Return all lines that include the string "реализации".

┄┄┄┄┄┄

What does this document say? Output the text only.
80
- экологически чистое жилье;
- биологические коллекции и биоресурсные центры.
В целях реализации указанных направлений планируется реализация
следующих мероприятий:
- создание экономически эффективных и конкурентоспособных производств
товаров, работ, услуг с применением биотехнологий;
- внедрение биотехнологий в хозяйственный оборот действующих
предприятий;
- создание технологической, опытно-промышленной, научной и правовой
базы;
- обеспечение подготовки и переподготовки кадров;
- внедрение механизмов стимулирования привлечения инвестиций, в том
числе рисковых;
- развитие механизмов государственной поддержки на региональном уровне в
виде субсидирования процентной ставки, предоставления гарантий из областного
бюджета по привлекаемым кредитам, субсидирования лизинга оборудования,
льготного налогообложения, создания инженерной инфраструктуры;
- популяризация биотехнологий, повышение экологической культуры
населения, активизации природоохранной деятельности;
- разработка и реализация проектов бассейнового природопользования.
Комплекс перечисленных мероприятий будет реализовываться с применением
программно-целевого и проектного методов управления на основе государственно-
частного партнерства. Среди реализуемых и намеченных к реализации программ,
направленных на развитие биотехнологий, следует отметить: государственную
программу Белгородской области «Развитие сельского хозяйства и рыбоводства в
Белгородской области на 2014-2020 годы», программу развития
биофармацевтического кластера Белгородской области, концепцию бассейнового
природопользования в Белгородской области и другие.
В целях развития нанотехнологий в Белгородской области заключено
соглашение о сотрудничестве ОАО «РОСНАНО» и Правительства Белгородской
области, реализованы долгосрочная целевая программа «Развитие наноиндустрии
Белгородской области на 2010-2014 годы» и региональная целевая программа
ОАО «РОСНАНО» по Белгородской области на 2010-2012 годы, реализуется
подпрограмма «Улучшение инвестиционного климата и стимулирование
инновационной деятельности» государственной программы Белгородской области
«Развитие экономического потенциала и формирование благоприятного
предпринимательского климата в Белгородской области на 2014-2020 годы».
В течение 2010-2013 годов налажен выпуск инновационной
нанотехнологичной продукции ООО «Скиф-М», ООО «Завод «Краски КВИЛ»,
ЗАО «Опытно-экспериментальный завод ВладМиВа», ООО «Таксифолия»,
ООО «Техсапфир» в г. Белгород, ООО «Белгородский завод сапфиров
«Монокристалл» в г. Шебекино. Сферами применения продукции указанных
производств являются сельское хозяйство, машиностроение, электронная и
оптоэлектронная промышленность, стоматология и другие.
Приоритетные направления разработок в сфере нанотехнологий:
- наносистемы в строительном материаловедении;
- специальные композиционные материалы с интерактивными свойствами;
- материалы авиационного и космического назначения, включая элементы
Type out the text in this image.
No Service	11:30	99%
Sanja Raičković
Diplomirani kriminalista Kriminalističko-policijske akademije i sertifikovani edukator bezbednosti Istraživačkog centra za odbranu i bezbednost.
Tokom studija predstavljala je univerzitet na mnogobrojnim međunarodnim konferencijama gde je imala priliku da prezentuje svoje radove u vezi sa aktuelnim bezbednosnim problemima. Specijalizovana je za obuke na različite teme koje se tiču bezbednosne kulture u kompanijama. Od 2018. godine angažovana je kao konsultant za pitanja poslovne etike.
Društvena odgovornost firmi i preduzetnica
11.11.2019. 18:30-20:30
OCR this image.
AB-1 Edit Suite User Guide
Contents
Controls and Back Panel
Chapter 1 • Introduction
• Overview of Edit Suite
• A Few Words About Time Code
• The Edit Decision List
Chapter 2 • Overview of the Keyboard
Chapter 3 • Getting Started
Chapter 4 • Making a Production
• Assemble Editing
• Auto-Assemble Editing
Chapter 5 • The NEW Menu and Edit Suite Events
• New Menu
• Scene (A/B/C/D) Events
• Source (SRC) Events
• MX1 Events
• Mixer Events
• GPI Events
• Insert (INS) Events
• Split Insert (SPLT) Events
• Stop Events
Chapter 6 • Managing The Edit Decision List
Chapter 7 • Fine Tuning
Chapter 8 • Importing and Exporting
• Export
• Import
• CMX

┄┄┄┄┄┄

__OUTPUT OF THE TASK__:
В целях реализации указанных направлений планируется реализация
частного партнерства. Среди реализуемых и намеченных к реализации программ,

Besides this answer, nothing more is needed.